- [DESCRIPTION OF THE TASK]:
Print the full listing exactly.

(Excerpt from a dataset)
....................

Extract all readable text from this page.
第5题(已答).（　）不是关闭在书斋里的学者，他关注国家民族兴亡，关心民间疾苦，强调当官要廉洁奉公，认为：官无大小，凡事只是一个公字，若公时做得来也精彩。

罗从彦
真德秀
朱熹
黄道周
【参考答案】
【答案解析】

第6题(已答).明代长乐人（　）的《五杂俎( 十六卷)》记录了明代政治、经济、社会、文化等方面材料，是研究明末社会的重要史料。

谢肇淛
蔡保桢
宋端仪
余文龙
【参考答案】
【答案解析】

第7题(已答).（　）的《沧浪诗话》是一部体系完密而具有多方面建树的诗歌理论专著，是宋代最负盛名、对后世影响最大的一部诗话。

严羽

....................

- [OUTPUT OF THE EXERCISE]:
Extract all readable text from this page.
第5题(已答).（　）不是关闭在书斋里的学者，他关注国家民族兴亡，关心民间疾苦，强调当官要廉洁奉公，认为：官无大小，凡事只是一个公字，若公时做得来也精彩。

罗从彦
真德秀
朱熹
黄道周
【参考答案】
【答案解析】

第6题(已答).明代长乐人（　）的《五杂俎( 十六卷)》记录了明代政治、经济、社会、文化等方面材料，是研究明末社会的重要史料。

谢肇淛
蔡保桢
宋端仪
余文龙
【参考答案】
【答案解析】

第7题(已答).（　）的《沧浪诗话》是一部体系完密而具有多方面建树的诗歌理论专著，是宋代最负盛名、对后世影响最大的一部诗话。

严羽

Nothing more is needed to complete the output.